Excerpted data –

──────────

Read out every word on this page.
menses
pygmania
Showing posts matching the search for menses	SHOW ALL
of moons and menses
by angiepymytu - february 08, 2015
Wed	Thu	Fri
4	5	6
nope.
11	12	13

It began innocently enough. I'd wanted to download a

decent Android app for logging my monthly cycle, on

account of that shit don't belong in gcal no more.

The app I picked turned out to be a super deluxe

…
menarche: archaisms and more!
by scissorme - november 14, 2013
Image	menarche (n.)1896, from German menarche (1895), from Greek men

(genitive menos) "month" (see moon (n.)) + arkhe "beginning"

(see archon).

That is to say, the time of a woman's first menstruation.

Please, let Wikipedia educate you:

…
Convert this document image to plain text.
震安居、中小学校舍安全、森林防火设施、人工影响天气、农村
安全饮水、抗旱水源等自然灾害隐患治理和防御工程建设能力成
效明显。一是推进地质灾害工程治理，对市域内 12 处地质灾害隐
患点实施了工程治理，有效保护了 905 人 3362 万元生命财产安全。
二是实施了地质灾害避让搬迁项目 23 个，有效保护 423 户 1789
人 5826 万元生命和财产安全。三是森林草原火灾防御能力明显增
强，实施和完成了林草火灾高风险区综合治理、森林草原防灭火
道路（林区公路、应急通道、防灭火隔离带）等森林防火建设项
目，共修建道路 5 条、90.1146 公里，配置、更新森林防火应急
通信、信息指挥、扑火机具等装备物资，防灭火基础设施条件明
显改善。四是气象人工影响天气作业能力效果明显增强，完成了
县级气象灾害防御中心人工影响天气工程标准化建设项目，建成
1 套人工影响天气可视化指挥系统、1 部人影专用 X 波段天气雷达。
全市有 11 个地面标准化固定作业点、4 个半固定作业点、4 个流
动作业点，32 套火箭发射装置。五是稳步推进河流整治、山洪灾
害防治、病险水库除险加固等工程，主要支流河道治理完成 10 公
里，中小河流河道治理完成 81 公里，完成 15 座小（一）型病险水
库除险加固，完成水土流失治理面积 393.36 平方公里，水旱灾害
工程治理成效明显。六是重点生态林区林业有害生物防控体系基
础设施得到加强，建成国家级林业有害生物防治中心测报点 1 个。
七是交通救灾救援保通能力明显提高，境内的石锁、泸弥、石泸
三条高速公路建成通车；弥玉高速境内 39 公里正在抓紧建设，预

──────────

Short problem –
Copy out all of the records shown above exactly.

The output –
Read out every word on this page.
menses
pygmania
Showing posts matching the search for menses	SHOW ALL
of moons and menses
by angiepymytu - february 08, 2015
Wed	Thu	Fri
4	5	6
nope.
11	12	13

It began innocently enough. I'd wanted to download a

decent Android app for logging my monthly cycle, on

account of that shit don't belong in gcal no more.

The app I picked turned out to be a super deluxe

…
menarche: archaisms and more!
by scissorme - november 14, 2013
Image	menarche (n.)1896, from German menarche (1895), from Greek men

(genitive menos) "month" (see moon (n.)) + arkhe "beginning"

(see archon).

That is to say, the time of a woman's first menstruation.

Please, let Wikipedia educate you:

…
Convert this document image to plain text.
震安居、中小学校舍安全、森林防火设施、人工影响天气、农村
安全饮水、抗旱水源等自然灾害隐患治理和防御工程建设能力成
效明显。一是推进地质灾害工程治理，对市域内 12 处地质灾害隐
患点实施了工程治理，有效保护了 905 人 3362 万元生命财产安全。
二是实施了地质灾害避让搬迁项目 23 个，有效保护 423 户 1789
人 5826 万元生命和财产安全。三是森林草原火灾防御能力明显增
强，实施和完成了林草火灾高风险区综合治理、森林草原防灭火
道路（林区公路、应急通道、防灭火隔离带）等森林防火建设项
目，共修建道路 5 条、90.1146 公里，配置、更新森林防火应急
通信、信息指挥、扑火机具等装备物资，防灭火基础设施条件明
显改善。四是气象人工影响天气作业能力效果明显增强，完成了
县级气象灾害防御中心人工影响天气工程标准化建设项目，建成
1 套人工影响天气可视化指挥系统、1 部人影专用 X 波段天气雷达。
全市有 11 个地面标准化固定作业点、4 个半固定作业点、4 个流
动作业点，32 套火箭发射装置。五是稳步推进河流整治、山洪灾
害防治、病险水库除险加固等工程，主要支流河道治理完成 10 公
里，中小河流河道治理完成 81 公里，完成 15 座小（一）型病险水
库除险加固，完成水土流失治理面积 393.36 平方公里，水旱灾害
工程治理成效明显。六是重点生态林区林业有害生物防控体系基
础设施得到加强，建成国家级林业有害生物防治中心测报点 1 个。
七是交通救灾救援保通能力明显提高，境内的石锁、泸弥、石泸
三条高速公路建成通车；弥玉高速境内 39 公里正在抓紧建设，预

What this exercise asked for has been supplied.